[Records from a collection of figures]
_ _ _ _

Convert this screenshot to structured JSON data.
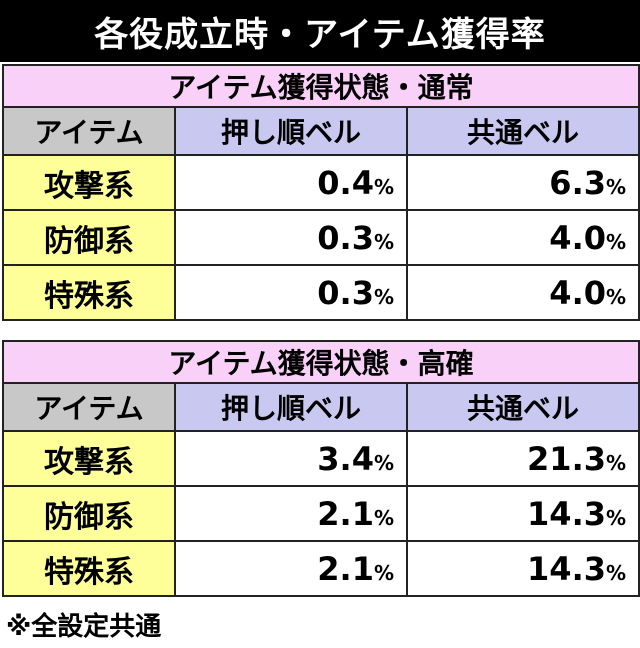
{
  "title": "各役成立時・アイテム獲得率",
  "tables": [
    {
      "section": "アイテム獲得状態・通常",
      "headers": [
        "アイテム",
        "押し順ベル",
        "共通ベル"
      ],
      "rows": [
        {
          "name": "攻撃系",
          "oshijun": "0.4",
          "kyotsu": "6.3"
        },
        {
          "name": "防御系",
          "oshijun": "0.3",
          "kyotsu": "4.0"
        },
        {
          "name": "特殊系",
          "oshijun": "0.3",
          "kyotsu": "4.0"
        }
      ]
    },
    {
      "section": "アイテム獲得状態・高確",
      "headers": [
        "アイテム",
        "押し順ベル",
        "共通ベル"
      ],
      "rows": [
        {
          "name": "攻撃系",
          "oshijun": "3.4",
          "kyotsu": "21.3"
        },
        {
          "name": "防御系",
          "oshijun": "2.1",
          "kyotsu": "14.3"
        },
        {
          "name": "特殊系",
          "oshijun": "2.1",
          "kyotsu": "14.3"
        }
      ]
    }
  ],
  "unit": "%",
  "footnote": "※全設定共通"
}
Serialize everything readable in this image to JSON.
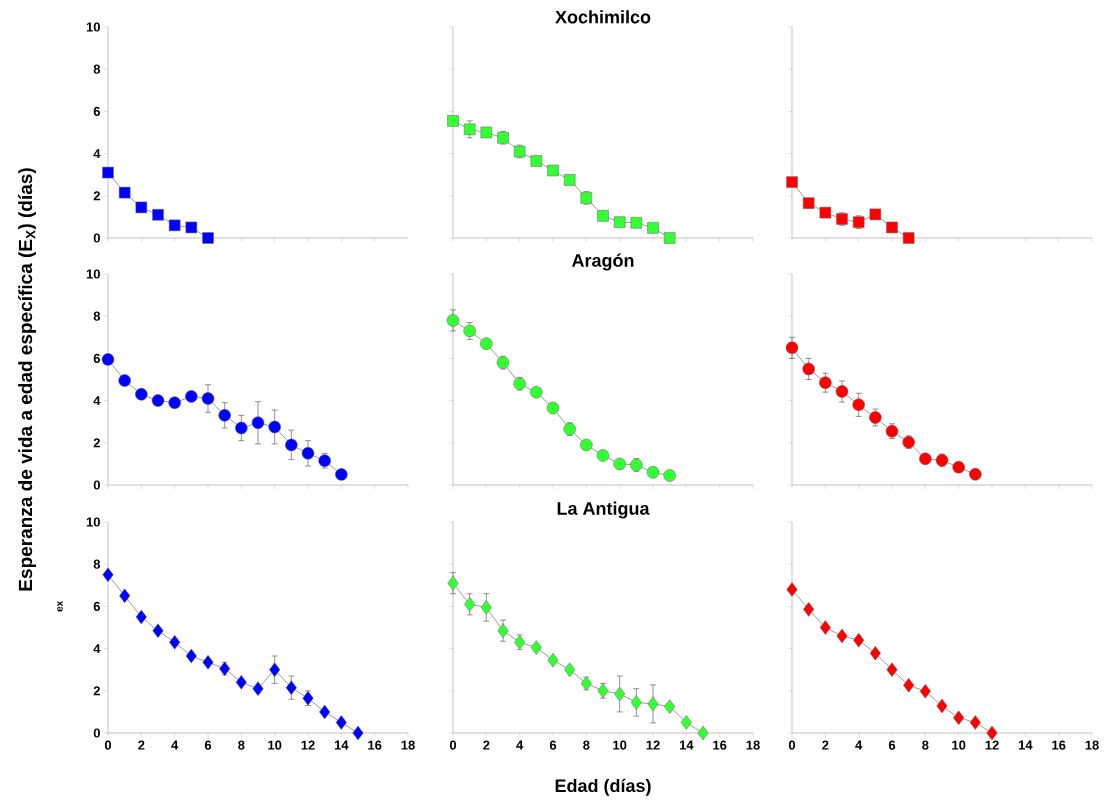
{
  "chart_data": [
    {
      "type": "line",
      "marker": "square",
      "tick_labels": "y",
      "xlim": [
        0,
        18
      ],
      "ylim": [
        0,
        10
      ],
      "xticks": [
        0,
        2,
        4,
        6,
        8,
        10,
        12,
        14,
        16,
        18
      ],
      "yticks": [
        0,
        2,
        4,
        6,
        8,
        10
      ],
      "x": [
        0,
        1,
        2,
        3,
        4,
        5,
        6
      ],
      "series": [
        {
          "color": "#0000ff",
          "values": [
            3.1,
            2.15,
            1.45,
            1.1,
            0.6,
            0.5,
            0
          ]
        }
      ]
    },
    {
      "type": "line",
      "marker": "square",
      "tick_labels": false,
      "title": "Xochimilco",
      "xlim": [
        0,
        18
      ],
      "ylim": [
        0,
        10
      ],
      "xticks": [
        0,
        2,
        4,
        6,
        8,
        10,
        12,
        14,
        16,
        18
      ],
      "yticks": [
        0,
        2,
        4,
        6,
        8,
        10
      ],
      "x": [
        0,
        1,
        2,
        3,
        4,
        5,
        6,
        7,
        8,
        9,
        10,
        11,
        12,
        13
      ],
      "series": [
        {
          "color": "#33ff33",
          "values": [
            5.55,
            5.15,
            5.0,
            4.75,
            4.1,
            3.65,
            3.2,
            2.75,
            1.9,
            1.05,
            0.75,
            0.72,
            0.48,
            0
          ],
          "errors": [
            null,
            0.4,
            null,
            0.3,
            0.3,
            null,
            null,
            null,
            0.3,
            null,
            null,
            null,
            null,
            null
          ]
        }
      ]
    },
    {
      "type": "line",
      "marker": "square",
      "tick_labels": false,
      "xlim": [
        0,
        18
      ],
      "ylim": [
        0,
        10
      ],
      "xticks": [
        0,
        2,
        4,
        6,
        8,
        10,
        12,
        14,
        16,
        18
      ],
      "yticks": [
        0,
        2,
        4,
        6,
        8,
        10
      ],
      "x": [
        0,
        1,
        2,
        3,
        4,
        5,
        6,
        7
      ],
      "series": [
        {
          "color": "#ff0000",
          "values": [
            2.65,
            1.65,
            1.2,
            0.9,
            0.75,
            1.12,
            0.5,
            0
          ],
          "errors": [
            null,
            null,
            null,
            0.3,
            0.3,
            null,
            null,
            null
          ]
        }
      ]
    },
    {
      "type": "line",
      "marker": "circle",
      "tick_labels": "y",
      "ylabel": "Esperanza de vida a edad específica (E$_{X}$) (días)",
      "xlim": [
        0,
        18
      ],
      "ylim": [
        0,
        10
      ],
      "xticks": [
        0,
        2,
        4,
        6,
        8,
        10,
        12,
        14,
        16,
        18
      ],
      "yticks": [
        0,
        2,
        4,
        6,
        8,
        10
      ],
      "x": [
        0,
        1,
        2,
        3,
        4,
        5,
        6,
        7,
        8,
        9,
        10,
        11,
        12,
        13,
        14
      ],
      "series": [
        {
          "color": "#0000ff",
          "values": [
            5.95,
            4.95,
            4.3,
            4.0,
            3.9,
            4.2,
            4.1,
            3.3,
            2.7,
            2.95,
            2.75,
            1.9,
            1.5,
            1.15,
            0.5
          ],
          "errors": [
            null,
            null,
            null,
            null,
            null,
            null,
            0.65,
            0.6,
            0.6,
            1.0,
            0.8,
            0.7,
            0.6,
            0.35,
            null
          ]
        }
      ]
    },
    {
      "type": "line",
      "marker": "circle",
      "tick_labels": false,
      "title": "Aragón",
      "xlim": [
        0,
        18
      ],
      "ylim": [
        0,
        10
      ],
      "xticks": [
        0,
        2,
        4,
        6,
        8,
        10,
        12,
        14,
        16,
        18
      ],
      "yticks": [
        0,
        2,
        4,
        6,
        8,
        10
      ],
      "x": [
        0,
        1,
        2,
        3,
        4,
        5,
        6,
        7,
        8,
        9,
        10,
        11,
        12,
        13
      ],
      "series": [
        {
          "color": "#33ff33",
          "values": [
            7.8,
            7.3,
            6.7,
            5.8,
            4.8,
            4.4,
            3.65,
            2.65,
            1.9,
            1.4,
            1.0,
            0.95,
            0.6,
            0.45
          ],
          "errors": [
            0.5,
            0.4,
            null,
            0.3,
            0.3,
            null,
            null,
            0.3,
            null,
            null,
            null,
            0.3,
            null,
            null
          ]
        }
      ]
    },
    {
      "type": "line",
      "marker": "circle",
      "tick_labels": false,
      "xlim": [
        0,
        18
      ],
      "ylim": [
        0,
        10
      ],
      "xticks": [
        0,
        2,
        4,
        6,
        8,
        10,
        12,
        14,
        16,
        18
      ],
      "yticks": [
        0,
        2,
        4,
        6,
        8,
        10
      ],
      "x": [
        0,
        1,
        2,
        3,
        4,
        5,
        6,
        7,
        8,
        9,
        10,
        11
      ],
      "series": [
        {
          "color": "#ff0000",
          "values": [
            6.5,
            5.5,
            4.85,
            4.43,
            3.8,
            3.2,
            2.55,
            2.03,
            1.24,
            1.17,
            0.84,
            0.51
          ],
          "errors": [
            0.5,
            0.5,
            0.45,
            0.5,
            0.55,
            0.4,
            0.35,
            0.3,
            null,
            0.3,
            null,
            null
          ]
        }
      ]
    },
    {
      "type": "line",
      "marker": "diamond",
      "ylabel": "ex",
      "xlim": [
        0,
        18
      ],
      "ylim": [
        0,
        10
      ],
      "xticks": [
        0,
        2,
        4,
        6,
        8,
        10,
        12,
        14,
        16,
        18
      ],
      "yticks": [
        0,
        2,
        4,
        6,
        8,
        10
      ],
      "x": [
        0,
        1,
        2,
        3,
        4,
        5,
        6,
        7,
        8,
        9,
        10,
        11,
        12,
        13,
        14,
        15
      ],
      "series": [
        {
          "color": "#0000ff",
          "values": [
            7.5,
            6.5,
            5.5,
            4.85,
            4.3,
            3.65,
            3.35,
            3.05,
            2.4,
            2.1,
            3.0,
            2.15,
            1.65,
            1.0,
            0.5,
            0
          ],
          "errors": [
            null,
            null,
            null,
            null,
            null,
            null,
            null,
            0.3,
            null,
            null,
            0.65,
            0.55,
            0.35,
            null,
            null,
            null
          ]
        }
      ]
    },
    {
      "type": "line",
      "marker": "diamond",
      "tick_labels": "x",
      "title": "La Antigua",
      "xlabel": "Edad (días)",
      "xlim": [
        0,
        18
      ],
      "ylim": [
        0,
        10
      ],
      "xticks": [
        0,
        2,
        4,
        6,
        8,
        10,
        12,
        14,
        16,
        18
      ],
      "yticks": [
        0,
        2,
        4,
        6,
        8,
        10
      ],
      "x": [
        0,
        1,
        2,
        3,
        4,
        5,
        6,
        7,
        8,
        9,
        10,
        11,
        12,
        13,
        14,
        15
      ],
      "series": [
        {
          "color": "#33ff33",
          "values": [
            7.1,
            6.1,
            5.95,
            4.85,
            4.3,
            4.05,
            3.45,
            3.0,
            2.35,
            2.0,
            1.85,
            1.45,
            1.38,
            1.25,
            0.5,
            0
          ],
          "errors": [
            0.5,
            0.5,
            0.65,
            0.5,
            0.35,
            null,
            null,
            null,
            0.3,
            0.35,
            0.85,
            0.65,
            0.9,
            null,
            null,
            null
          ]
        }
      ]
    },
    {
      "type": "line",
      "marker": "diamond",
      "tick_labels": "x",
      "xlim": [
        0,
        18
      ],
      "ylim": [
        0,
        10
      ],
      "xticks": [
        0,
        2,
        4,
        6,
        8,
        10,
        12,
        14,
        16,
        18
      ],
      "yticks": [
        0,
        2,
        4,
        6,
        8,
        10
      ],
      "x": [
        0,
        1,
        2,
        3,
        4,
        5,
        6,
        7,
        8,
        9,
        10,
        11,
        12
      ],
      "series": [
        {
          "color": "#ff0000",
          "values": [
            6.8,
            5.86,
            5.0,
            4.6,
            4.4,
            3.78,
            3.0,
            2.26,
            1.98,
            1.28,
            0.72,
            0.5,
            0
          ]
        }
      ]
    }
  ]
}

_ _ _ _

> [What needs to be done]
Among the records above, find each line holding the string "title" and pull it out.

> [Output for this task]
  "title": "各役成立時・アイテム獲得率",
      "title": "Xochimilco",
      "title": "Aragón",
      "title": "La Antigua",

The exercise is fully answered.